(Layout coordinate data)
BEGIN

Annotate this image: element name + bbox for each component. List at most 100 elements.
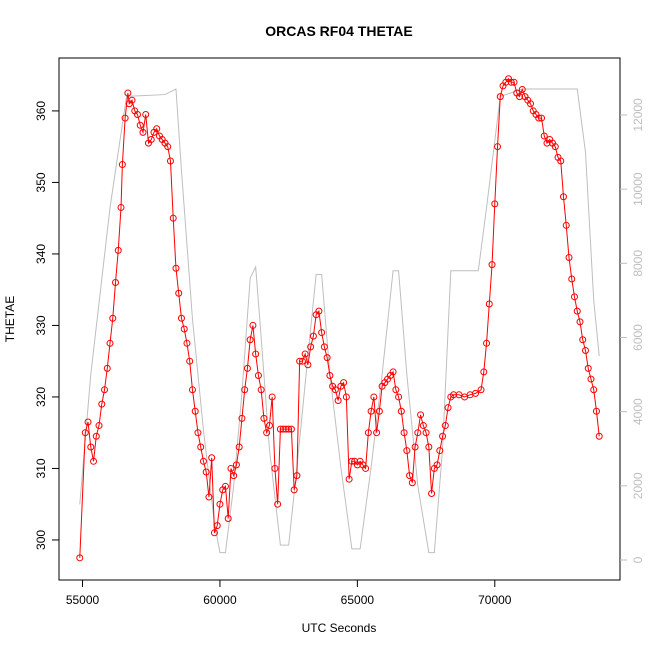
data-point [584,364,592,372]
data-point [483,339,491,347]
data-point [216,500,224,508]
data-point [494,143,502,151]
data-point [422,429,430,437]
data-point [117,203,125,211]
data-point [103,364,111,372]
data-point [320,343,328,351]
y2-tick-label: 12000 [631,98,645,132]
data-point [397,407,405,415]
data-point [480,368,488,376]
data-point [221,482,229,490]
y-axis-label: THETAE [3,296,17,342]
data-point [205,493,213,501]
series-line [79,88,600,554]
data-point [243,364,251,372]
data-point [340,379,348,387]
data-point [315,307,323,315]
data-point [444,404,452,412]
x-tick-label: 55000 [66,593,100,607]
data-point [551,143,559,151]
data-point [375,407,383,415]
data-point [98,400,106,408]
y-tick-label: 330 [34,315,48,335]
data-point [559,193,567,201]
data-point [106,339,114,347]
data-point [180,325,188,333]
data-point [345,475,353,483]
data-point [260,414,268,422]
x-axis-label: UTC Seconds [302,621,377,635]
data-point [76,554,84,562]
data-point [274,500,282,508]
data-point [510,78,518,86]
data-point [362,464,370,472]
data-point [568,275,576,283]
data-point [191,407,199,415]
data-point [527,100,535,108]
data-point [406,472,414,480]
data-point [477,386,485,394]
x-tick-label: 60000 [203,593,237,607]
y2-tick-label: 4000 [631,398,645,425]
data-point [271,464,279,472]
y2-tick-label: 8000 [631,250,645,277]
data-point [516,93,524,101]
data-point [285,425,293,433]
data-point [414,429,422,437]
data-point [485,300,493,308]
data-point [318,329,326,337]
data-point [472,389,480,397]
data-point [507,78,515,86]
data-point [573,307,581,315]
chart-title: ORCAS RF04 THETAE [265,23,413,39]
data-point [153,125,161,133]
data-point [142,110,150,118]
data-point [268,393,276,401]
data-point [395,393,403,401]
data-point [235,443,243,451]
data-point [121,114,129,122]
data-point [101,386,109,394]
data-point [373,429,381,437]
data-point [296,357,304,365]
data-point [133,110,141,118]
data-point [124,89,132,97]
data-point [307,343,315,351]
data-point [224,515,232,523]
data-point [367,407,375,415]
data-point [293,472,301,480]
x-tick-label: 65000 [341,593,375,607]
data-point [92,432,100,440]
data-point [565,254,573,262]
data-point [230,472,238,480]
data-point [595,432,603,440]
data-point [254,371,262,379]
data-point [518,85,526,93]
data-point [411,443,419,451]
data-point [246,336,254,344]
y2-tick-label: 2000 [631,472,645,499]
data-point [348,457,356,465]
data-point [202,468,210,476]
data-point [227,464,235,472]
data-point [199,457,207,465]
data-point [90,457,98,465]
data-point [439,432,447,440]
data-point [241,386,249,394]
data-point [249,321,257,329]
data-point [279,425,287,433]
data-point [186,357,194,365]
y-tick-label: 350 [34,172,48,192]
data-point [535,114,543,122]
data-point [208,454,216,462]
data-point [238,414,246,422]
data-point [304,361,312,369]
data-point [433,461,441,469]
data-point [290,486,298,494]
data-point [177,314,185,322]
data-point [112,279,120,287]
data-point [590,386,598,394]
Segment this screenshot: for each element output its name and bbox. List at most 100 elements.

END

Problem details => Rewrite the lines starting with the line that contains "data-point [584,364,592,372]" and going on through the line that contains "y2-tick-label: 8000 [631,250,645,277]". Replace every "y2-tick-label" with "right-axis-tick-label" and leave everything else unchanged.

Answer to this task =>
data-point [584,364,592,372]
data-point [483,339,491,347]
data-point [216,500,224,508]
data-point [494,143,502,151]
data-point [422,429,430,437]
data-point [117,203,125,211]
data-point [103,364,111,372]
data-point [320,343,328,351]
right-axis-tick-label: 12000 [631,98,645,132]
data-point [397,407,405,415]
data-point [480,368,488,376]
data-point [221,482,229,490]
y-axis-label: THETAE [3,296,17,342]
data-point [205,493,213,501]
series-line [79,88,600,554]
data-point [243,364,251,372]
data-point [340,379,348,387]
data-point [315,307,323,315]
data-point [444,404,452,412]
x-tick-label: 55000 [66,593,100,607]
data-point [551,143,559,151]
data-point [375,407,383,415]
data-point [98,400,106,408]
y-tick-label: 330 [34,315,48,335]
data-point [559,193,567,201]
data-point [106,339,114,347]
data-point [180,325,188,333]
data-point [345,475,353,483]
data-point [260,414,268,422]
x-axis-label: UTC Seconds [302,621,377,635]
data-point [76,554,84,562]
data-point [274,500,282,508]
data-point [510,78,518,86]
data-point [362,464,370,472]
data-point [568,275,576,283]
data-point [191,407,199,415]
data-point [527,100,535,108]
data-point [406,472,414,480]
data-point [477,386,485,394]
x-tick-label: 60000 [203,593,237,607]
right-axis-tick-label: 4000 [631,398,645,425]
data-point [271,464,279,472]
right-axis-tick-label: 8000 [631,250,645,277]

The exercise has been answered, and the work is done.